Excerpted records =>
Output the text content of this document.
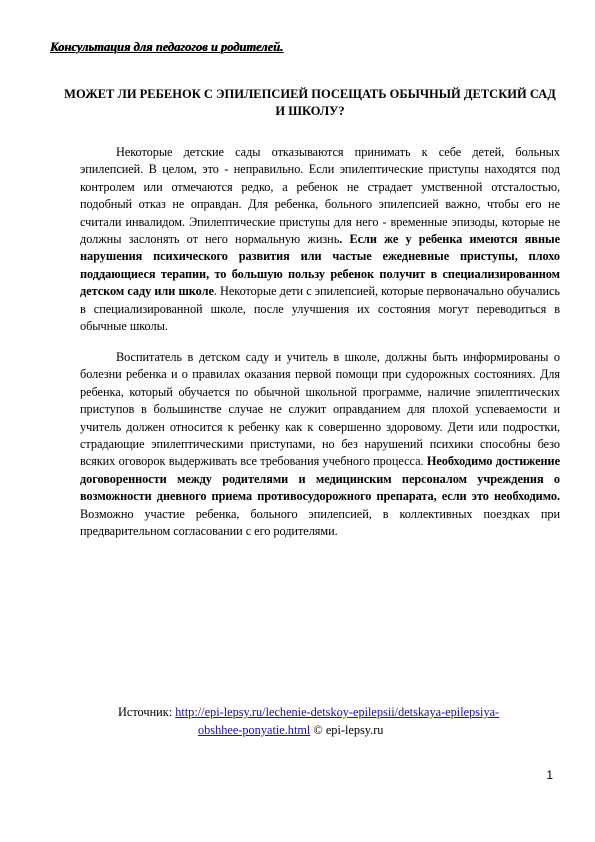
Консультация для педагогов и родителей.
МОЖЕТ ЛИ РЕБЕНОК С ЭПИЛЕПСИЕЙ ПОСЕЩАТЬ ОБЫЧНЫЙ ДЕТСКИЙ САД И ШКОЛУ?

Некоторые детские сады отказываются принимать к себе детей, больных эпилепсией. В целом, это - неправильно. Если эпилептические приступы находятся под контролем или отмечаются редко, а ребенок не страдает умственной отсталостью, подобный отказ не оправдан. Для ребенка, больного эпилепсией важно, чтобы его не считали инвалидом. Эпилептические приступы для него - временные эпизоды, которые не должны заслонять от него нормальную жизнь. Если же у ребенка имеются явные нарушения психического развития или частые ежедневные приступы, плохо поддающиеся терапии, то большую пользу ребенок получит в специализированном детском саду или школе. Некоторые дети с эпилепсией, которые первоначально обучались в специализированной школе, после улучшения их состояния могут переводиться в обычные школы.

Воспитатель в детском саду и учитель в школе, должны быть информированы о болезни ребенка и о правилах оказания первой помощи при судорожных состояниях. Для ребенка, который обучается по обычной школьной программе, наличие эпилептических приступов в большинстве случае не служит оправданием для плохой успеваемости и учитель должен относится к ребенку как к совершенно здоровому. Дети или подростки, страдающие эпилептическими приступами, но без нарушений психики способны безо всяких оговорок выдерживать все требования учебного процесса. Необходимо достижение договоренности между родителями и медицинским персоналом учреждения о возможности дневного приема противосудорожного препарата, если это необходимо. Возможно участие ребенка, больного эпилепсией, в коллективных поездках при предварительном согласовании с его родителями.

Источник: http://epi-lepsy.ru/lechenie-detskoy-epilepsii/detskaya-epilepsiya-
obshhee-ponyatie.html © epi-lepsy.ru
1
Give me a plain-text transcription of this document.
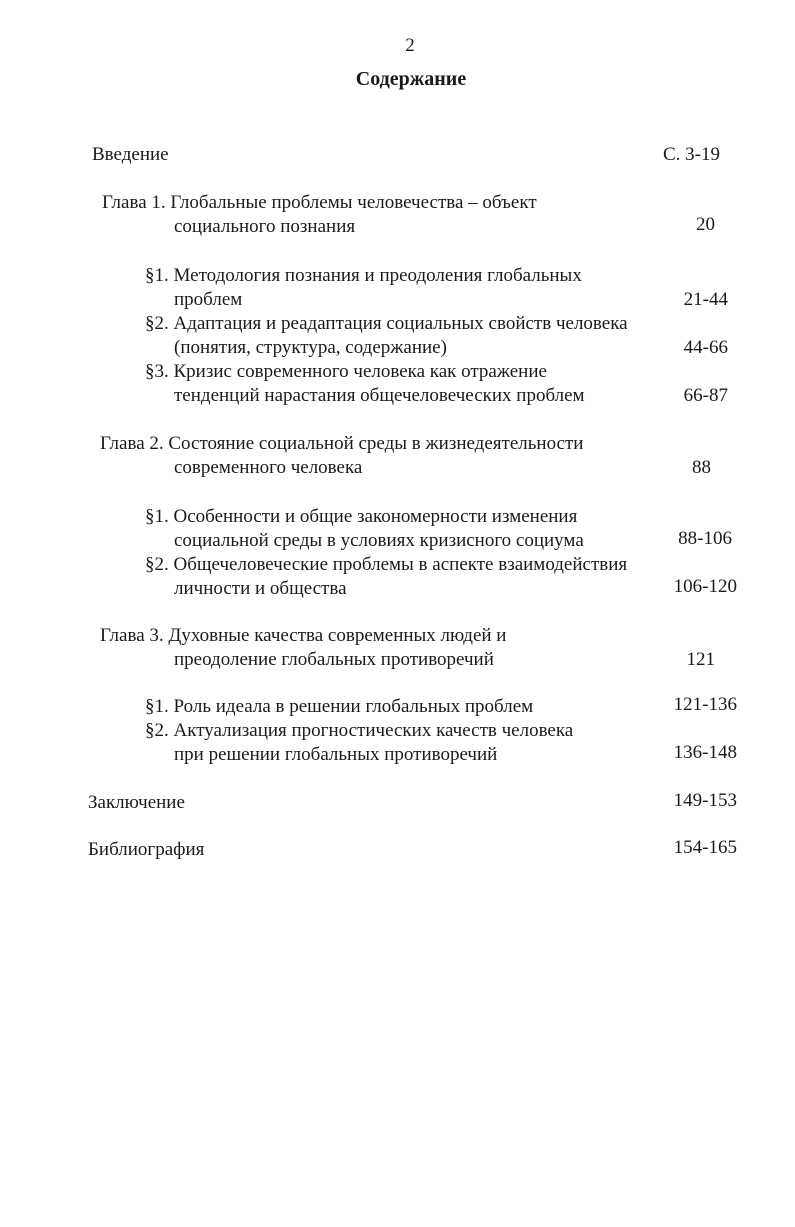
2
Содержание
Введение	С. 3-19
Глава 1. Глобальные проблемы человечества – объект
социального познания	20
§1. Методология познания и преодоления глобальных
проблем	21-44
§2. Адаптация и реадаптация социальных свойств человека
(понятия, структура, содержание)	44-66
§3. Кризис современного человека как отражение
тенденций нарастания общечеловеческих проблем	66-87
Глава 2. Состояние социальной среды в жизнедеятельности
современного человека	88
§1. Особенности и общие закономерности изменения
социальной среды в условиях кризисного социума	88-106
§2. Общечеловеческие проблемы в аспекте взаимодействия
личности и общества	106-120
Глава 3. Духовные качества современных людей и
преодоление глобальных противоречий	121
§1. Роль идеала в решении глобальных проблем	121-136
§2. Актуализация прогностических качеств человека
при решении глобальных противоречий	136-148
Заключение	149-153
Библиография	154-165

Exercise goal => Transcribe the complete set of entries verbatim. No pictures belong in the copy.

Task output =>
Output the text content of this document.
Консультация для педагогов и родителей.
МОЖЕТ ЛИ РЕБЕНОК С ЭПИЛЕПСИЕЙ ПОСЕЩАТЬ ОБЫЧНЫЙ ДЕТСКИЙ САД И ШКОЛУ?

Некоторые детские сады отказываются принимать к себе детей, больных эпилепсией. В целом, это - неправильно. Если эпилептические приступы находятся под контролем или отмечаются редко, а ребенок не страдает умственной отсталостью, подобный отказ не оправдан. Для ребенка, больного эпилепсией важно, чтобы его не считали инвалидом. Эпилептические приступы для него - временные эпизоды, которые не должны заслонять от него нормальную жизнь. Если же у ребенка имеются явные нарушения психического развития или частые ежедневные приступы, плохо поддающиеся терапии, то большую пользу ребенок получит в специализированном детском саду или школе. Некоторые дети с эпилепсией, которые первоначально обучались в специализированной школе, после улучшения их состояния могут переводиться в обычные школы.

Воспитатель в детском саду и учитель в школе, должны быть информированы о болезни ребенка и о правилах оказания первой помощи при судорожных состояниях. Для ребенка, который обучается по обычной школьной программе, наличие эпилептических приступов в большинстве случае не служит оправданием для плохой успеваемости и учитель должен относится к ребенку как к совершенно здоровому. Дети или подростки, страдающие эпилептическими приступами, но без нарушений психики способны безо всяких оговорок выдерживать все требования учебного процесса. Необходимо достижение договоренности между родителями и медицинским персоналом учреждения о возможности дневного приема противосудорожного препарата, если это необходимо. Возможно участие ребенка, больного эпилепсией, в коллективных поездках при предварительном согласовании с его родителями.

Источник: http://epi-lepsy.ru/lechenie-detskoy-epilepsii/detskaya-epilepsiya-
obshhee-ponyatie.html © epi-lepsy.ru
1
Give me a plain-text transcription of this document.
2
Содержание
Введение	С. 3-19
Глава 1. Глобальные проблемы человечества – объект
социального познания	20
§1. Методология познания и преодоления глобальных
проблем	21-44
§2. Адаптация и реадаптация социальных свойств человека
(понятия, структура, содержание)	44-66
§3. Кризис современного человека как отражение
тенденций нарастания общечеловеческих проблем	66-87
Глава 2. Состояние социальной среды в жизнедеятельности
современного человека	88
§1. Особенности и общие закономерности изменения
социальной среды в условиях кризисного социума	88-106
§2. Общечеловеческие проблемы в аспекте взаимодействия
личности и общества	106-120
Глава 3. Духовные качества современных людей и
преодоление глобальных противоречий	121
§1. Роль идеала в решении глобальных проблем	121-136
§2. Актуализация прогностических качеств человека
при решении глобальных противоречий	136-148
Заключение	149-153
Библиография	154-165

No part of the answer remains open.